Short exercise: Copy every entry word for word, but skip the pictures.

____

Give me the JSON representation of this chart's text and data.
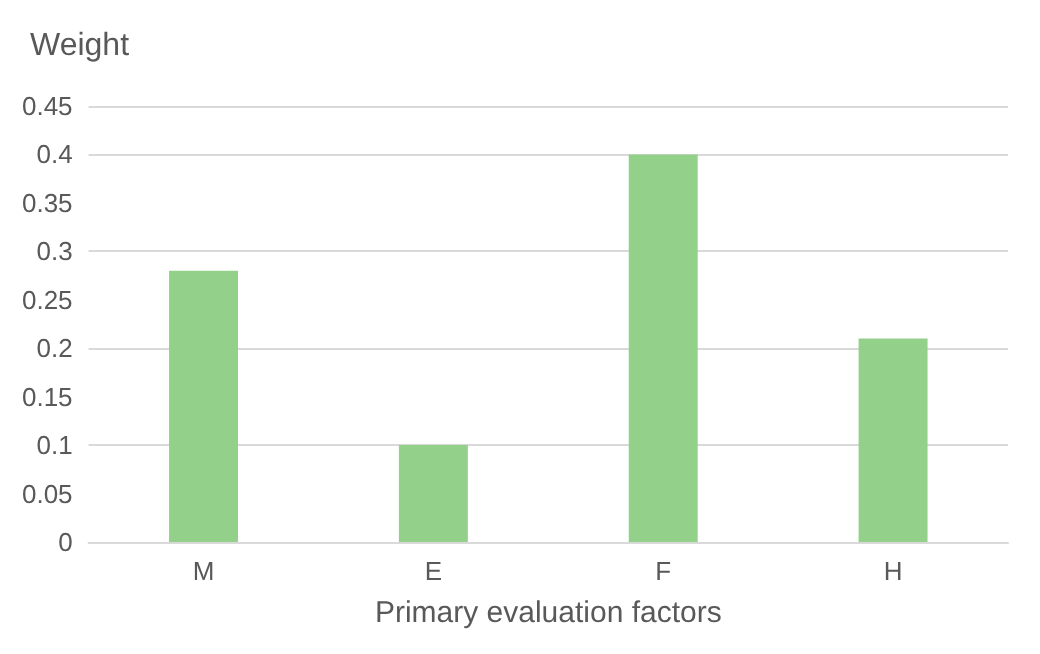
{
  "chart_data": {
    "type": "bar",
    "ylabel": "Weight",
    "xlabel": "Primary evaluation factors",
    "categories": [
      "M",
      "E",
      "F",
      "H"
    ],
    "values": [
      0.28,
      0.1,
      0.4,
      0.21
    ],
    "color": "#93d18a",
    "ylim": [
      0,
      0.45
    ],
    "yticks": [
      0,
      0.05,
      0.1,
      0.15,
      0.2,
      0.25,
      0.3,
      0.35,
      0.4,
      0.45
    ],
    "grid": "y"
  }
}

____

Full output:
Give me the JSON representation of this chart's text and data.
{
  "chart_data": {
    "type": "bar",
    "ylabel": "Weight",
    "xlabel": "Primary evaluation factors",
    "categories": [
      "M",
      "E",
      "F",
      "H"
    ],
    "values": [
      0.28,
      0.1,
      0.4,
      0.21
    ],
    "color": "#93d18a",
    "ylim": [
      0,
      0.45
    ],
    "yticks": [
      0,
      0.05,
      0.1,
      0.15,
      0.2,
      0.25,
      0.3,
      0.35,
      0.4,
      0.45
    ],
    "grid": "y"
  }
}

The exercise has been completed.